(Rows from a figure dataset)
%%
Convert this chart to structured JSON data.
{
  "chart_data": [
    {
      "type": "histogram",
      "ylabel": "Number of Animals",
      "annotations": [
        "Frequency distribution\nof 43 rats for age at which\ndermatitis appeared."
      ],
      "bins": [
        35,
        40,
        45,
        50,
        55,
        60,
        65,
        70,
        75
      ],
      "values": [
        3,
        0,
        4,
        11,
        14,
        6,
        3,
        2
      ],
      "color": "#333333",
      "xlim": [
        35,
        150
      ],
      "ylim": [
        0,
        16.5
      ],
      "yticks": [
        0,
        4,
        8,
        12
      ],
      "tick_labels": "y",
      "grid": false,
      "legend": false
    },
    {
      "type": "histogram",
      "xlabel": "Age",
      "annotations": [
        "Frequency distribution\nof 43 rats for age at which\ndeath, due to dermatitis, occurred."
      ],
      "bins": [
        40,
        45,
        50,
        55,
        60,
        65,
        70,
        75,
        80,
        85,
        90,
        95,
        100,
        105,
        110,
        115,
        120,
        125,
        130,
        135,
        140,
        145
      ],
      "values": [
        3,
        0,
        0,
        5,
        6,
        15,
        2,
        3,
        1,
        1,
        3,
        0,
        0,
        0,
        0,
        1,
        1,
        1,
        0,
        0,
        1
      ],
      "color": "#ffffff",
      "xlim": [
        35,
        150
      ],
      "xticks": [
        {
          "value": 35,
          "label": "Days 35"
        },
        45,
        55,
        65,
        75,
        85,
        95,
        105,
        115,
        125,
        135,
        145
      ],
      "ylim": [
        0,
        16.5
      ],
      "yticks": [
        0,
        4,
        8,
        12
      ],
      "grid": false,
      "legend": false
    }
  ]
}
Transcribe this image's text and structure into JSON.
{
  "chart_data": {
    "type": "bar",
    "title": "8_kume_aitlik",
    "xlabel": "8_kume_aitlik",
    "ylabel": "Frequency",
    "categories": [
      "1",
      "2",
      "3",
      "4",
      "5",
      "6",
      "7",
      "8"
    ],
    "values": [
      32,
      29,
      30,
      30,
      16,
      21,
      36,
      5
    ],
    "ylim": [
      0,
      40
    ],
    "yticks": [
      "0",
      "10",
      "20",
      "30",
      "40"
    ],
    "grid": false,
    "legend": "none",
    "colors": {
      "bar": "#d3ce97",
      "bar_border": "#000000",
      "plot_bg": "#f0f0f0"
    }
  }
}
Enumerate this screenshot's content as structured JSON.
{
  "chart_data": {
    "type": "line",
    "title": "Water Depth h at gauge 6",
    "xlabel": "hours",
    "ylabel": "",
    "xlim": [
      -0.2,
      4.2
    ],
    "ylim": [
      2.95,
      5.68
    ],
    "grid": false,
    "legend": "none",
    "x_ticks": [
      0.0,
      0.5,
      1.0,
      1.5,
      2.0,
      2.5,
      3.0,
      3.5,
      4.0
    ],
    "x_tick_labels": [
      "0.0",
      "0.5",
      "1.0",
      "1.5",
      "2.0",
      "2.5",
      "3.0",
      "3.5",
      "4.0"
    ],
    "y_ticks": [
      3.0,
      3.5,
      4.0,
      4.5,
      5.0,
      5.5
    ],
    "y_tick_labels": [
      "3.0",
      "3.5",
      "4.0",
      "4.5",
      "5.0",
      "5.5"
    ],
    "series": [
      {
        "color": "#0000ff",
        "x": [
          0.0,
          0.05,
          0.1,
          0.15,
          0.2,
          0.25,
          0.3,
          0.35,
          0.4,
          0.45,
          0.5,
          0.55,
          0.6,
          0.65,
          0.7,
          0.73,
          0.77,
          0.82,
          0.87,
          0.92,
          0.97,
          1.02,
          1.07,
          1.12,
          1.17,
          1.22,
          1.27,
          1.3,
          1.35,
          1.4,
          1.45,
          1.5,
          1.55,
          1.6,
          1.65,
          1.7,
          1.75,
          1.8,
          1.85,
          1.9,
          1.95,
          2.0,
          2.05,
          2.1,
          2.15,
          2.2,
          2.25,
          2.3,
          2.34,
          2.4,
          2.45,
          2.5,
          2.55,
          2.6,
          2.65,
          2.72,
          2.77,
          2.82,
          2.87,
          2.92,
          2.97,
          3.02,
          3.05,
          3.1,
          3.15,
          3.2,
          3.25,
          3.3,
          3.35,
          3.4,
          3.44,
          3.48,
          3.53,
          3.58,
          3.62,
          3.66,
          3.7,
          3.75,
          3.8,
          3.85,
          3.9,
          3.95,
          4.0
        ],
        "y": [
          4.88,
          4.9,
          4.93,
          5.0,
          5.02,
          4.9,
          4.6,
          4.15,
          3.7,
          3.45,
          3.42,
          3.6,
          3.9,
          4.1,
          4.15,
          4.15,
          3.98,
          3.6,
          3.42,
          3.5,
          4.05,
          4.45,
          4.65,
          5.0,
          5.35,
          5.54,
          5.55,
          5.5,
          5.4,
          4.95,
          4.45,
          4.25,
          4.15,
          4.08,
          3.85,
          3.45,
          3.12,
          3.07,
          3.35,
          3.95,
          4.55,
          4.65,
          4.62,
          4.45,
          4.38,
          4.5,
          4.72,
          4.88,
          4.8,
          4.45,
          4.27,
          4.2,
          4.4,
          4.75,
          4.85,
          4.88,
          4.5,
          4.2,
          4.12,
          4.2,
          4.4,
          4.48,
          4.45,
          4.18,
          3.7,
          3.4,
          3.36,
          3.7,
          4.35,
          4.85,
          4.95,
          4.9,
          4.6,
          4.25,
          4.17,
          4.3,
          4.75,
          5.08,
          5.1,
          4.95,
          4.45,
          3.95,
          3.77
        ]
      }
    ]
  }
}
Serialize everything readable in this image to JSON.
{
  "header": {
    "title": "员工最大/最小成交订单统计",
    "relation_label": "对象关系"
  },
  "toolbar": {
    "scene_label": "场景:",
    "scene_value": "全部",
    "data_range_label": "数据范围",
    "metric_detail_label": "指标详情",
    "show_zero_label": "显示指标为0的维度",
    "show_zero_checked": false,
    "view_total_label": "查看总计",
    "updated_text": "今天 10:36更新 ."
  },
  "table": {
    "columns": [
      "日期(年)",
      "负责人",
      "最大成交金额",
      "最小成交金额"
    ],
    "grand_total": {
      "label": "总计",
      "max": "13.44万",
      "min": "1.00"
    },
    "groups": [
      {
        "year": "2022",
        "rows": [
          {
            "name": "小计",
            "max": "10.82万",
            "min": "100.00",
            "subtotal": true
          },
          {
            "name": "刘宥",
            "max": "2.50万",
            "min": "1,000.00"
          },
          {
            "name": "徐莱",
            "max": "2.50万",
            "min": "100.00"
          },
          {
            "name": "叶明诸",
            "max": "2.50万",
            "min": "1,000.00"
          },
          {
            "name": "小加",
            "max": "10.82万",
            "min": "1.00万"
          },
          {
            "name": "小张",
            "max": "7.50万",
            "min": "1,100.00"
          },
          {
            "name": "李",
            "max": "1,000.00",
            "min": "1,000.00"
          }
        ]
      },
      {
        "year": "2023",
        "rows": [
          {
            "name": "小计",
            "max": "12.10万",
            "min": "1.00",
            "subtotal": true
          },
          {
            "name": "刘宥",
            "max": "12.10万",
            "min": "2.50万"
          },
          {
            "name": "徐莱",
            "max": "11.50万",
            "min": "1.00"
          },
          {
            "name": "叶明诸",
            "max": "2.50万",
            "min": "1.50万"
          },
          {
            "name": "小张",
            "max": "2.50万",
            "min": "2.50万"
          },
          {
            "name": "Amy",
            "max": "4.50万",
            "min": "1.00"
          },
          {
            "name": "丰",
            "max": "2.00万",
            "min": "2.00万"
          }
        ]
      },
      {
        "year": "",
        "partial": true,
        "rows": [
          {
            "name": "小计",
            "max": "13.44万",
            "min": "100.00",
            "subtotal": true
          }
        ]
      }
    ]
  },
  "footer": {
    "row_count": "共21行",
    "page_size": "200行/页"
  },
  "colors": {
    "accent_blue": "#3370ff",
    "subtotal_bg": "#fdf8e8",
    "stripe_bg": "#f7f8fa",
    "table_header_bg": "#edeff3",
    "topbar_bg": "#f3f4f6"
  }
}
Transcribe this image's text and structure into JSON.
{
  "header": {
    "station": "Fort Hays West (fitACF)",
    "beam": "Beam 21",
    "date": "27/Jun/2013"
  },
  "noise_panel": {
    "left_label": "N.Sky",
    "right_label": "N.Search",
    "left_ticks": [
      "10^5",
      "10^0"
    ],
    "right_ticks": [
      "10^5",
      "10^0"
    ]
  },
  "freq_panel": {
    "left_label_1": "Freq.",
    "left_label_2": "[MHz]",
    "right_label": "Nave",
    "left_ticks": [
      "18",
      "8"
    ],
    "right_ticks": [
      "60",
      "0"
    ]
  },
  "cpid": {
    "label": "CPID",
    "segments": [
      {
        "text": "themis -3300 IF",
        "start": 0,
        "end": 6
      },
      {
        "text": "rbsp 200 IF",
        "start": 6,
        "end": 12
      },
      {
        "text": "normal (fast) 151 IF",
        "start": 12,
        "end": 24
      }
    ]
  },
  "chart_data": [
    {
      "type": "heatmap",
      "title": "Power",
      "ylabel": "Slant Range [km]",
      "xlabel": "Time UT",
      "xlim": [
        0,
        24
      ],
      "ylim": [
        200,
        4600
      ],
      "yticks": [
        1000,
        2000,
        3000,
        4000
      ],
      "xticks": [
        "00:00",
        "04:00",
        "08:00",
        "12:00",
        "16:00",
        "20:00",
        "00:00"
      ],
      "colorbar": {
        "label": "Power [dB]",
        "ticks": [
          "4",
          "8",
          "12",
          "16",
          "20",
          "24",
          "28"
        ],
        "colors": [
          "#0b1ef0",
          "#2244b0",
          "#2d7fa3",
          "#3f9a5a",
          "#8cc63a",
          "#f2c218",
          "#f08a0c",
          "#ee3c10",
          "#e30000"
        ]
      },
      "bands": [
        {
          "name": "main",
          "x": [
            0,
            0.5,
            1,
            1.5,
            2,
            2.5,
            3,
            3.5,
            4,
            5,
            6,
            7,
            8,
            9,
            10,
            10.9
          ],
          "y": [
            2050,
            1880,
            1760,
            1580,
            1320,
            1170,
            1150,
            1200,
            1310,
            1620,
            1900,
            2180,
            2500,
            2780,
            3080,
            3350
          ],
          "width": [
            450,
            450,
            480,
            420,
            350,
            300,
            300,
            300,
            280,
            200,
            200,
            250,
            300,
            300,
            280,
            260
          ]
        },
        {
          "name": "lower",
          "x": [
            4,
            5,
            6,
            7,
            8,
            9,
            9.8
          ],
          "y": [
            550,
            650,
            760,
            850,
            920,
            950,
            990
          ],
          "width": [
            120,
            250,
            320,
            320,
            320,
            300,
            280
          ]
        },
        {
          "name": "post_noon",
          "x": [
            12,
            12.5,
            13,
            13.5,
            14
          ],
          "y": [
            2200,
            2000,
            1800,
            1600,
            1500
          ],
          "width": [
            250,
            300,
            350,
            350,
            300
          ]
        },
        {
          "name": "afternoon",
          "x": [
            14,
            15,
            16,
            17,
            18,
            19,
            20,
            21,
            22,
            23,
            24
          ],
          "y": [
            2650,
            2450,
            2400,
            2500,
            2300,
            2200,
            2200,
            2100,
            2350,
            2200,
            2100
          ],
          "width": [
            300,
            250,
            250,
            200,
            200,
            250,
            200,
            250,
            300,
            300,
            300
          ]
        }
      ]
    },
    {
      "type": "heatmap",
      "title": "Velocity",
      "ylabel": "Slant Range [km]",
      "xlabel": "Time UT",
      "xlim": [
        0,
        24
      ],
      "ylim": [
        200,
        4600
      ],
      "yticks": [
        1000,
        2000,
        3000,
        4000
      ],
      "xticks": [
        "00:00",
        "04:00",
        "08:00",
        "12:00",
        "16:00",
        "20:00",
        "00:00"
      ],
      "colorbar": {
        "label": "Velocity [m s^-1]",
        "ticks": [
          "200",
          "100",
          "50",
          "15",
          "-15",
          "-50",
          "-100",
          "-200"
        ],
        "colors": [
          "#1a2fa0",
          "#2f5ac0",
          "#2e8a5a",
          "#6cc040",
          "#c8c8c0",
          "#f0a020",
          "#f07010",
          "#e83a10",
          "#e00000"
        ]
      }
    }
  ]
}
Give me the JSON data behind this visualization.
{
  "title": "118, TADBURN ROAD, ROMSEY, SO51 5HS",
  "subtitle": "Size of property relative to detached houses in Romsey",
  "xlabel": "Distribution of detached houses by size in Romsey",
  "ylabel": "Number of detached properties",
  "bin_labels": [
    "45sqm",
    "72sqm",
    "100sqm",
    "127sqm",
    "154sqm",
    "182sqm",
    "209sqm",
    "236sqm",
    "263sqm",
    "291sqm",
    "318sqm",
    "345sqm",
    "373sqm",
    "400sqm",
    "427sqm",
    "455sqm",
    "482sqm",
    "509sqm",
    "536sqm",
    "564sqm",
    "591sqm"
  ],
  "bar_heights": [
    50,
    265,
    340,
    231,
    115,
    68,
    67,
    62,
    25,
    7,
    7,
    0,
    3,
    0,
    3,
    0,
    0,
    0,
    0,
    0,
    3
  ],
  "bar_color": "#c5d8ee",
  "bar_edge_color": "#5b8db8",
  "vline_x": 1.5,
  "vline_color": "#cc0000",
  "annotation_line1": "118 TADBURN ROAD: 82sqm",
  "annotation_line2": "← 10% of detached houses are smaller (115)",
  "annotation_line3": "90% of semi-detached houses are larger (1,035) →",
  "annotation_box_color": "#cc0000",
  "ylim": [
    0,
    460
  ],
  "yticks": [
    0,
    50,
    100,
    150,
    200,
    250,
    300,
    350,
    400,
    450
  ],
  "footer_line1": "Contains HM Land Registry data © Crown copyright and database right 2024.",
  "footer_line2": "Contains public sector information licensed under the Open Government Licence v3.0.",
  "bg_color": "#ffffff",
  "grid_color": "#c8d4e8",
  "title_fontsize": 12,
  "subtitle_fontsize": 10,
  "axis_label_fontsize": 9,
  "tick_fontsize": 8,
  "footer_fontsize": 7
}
%%
[Stated problem] Write out, word for word, every line from the one containing "Give me the" through the last line of the records above.

[The solution]
Give me the JSON data behind this visualization.
{
  "title": "118, TADBURN ROAD, ROMSEY, SO51 5HS",
  "subtitle": "Size of property relative to detached houses in Romsey",
  "xlabel": "Distribution of detached houses by size in Romsey",
  "ylabel": "Number of detached properties",
  "bin_labels": [
    "45sqm",
    "72sqm",
    "100sqm",
    "127sqm",
    "154sqm",
    "182sqm",
    "209sqm",
    "236sqm",
    "263sqm",
    "291sqm",
    "318sqm",
    "345sqm",
    "373sqm",
    "400sqm",
    "427sqm",
    "455sqm",
    "482sqm",
    "509sqm",
    "536sqm",
    "564sqm",
    "591sqm"
  ],
  "bar_heights": [
    50,
    265,
    340,
    231,
    115,
    68,
    67,
    62,
    25,
    7,
    7,
    0,
    3,
    0,
    3,
    0,
    0,
    0,
    0,
    0,
    3
  ],
  "bar_color": "#c5d8ee",
  "bar_edge_color": "#5b8db8",
  "vline_x": 1.5,
  "vline_color": "#cc0000",
  "annotation_line1": "118 TADBURN ROAD: 82sqm",
  "annotation_line2": "← 10% of detached houses are smaller (115)",
  "annotation_line3": "90% of semi-detached houses are larger (1,035) →",
  "annotation_box_color": "#cc0000",
  "ylim": [
    0,
    460
  ],
  "yticks": [
    0,
    50,
    100,
    150,
    200,
    250,
    300,
    350,
    400,
    450
  ],
  "footer_line1": "Contains HM Land Registry data © Crown copyright and database right 2024.",
  "footer_line2": "Contains public sector information licensed under the Open Government Licence v3.0.",
  "bg_color": "#ffffff",
  "grid_color": "#c8d4e8",
  "title_fontsize": 12,
  "subtitle_fontsize": 10,
  "axis_label_fontsize": 9,
  "tick_fontsize": 8,
  "footer_fontsize": 7
}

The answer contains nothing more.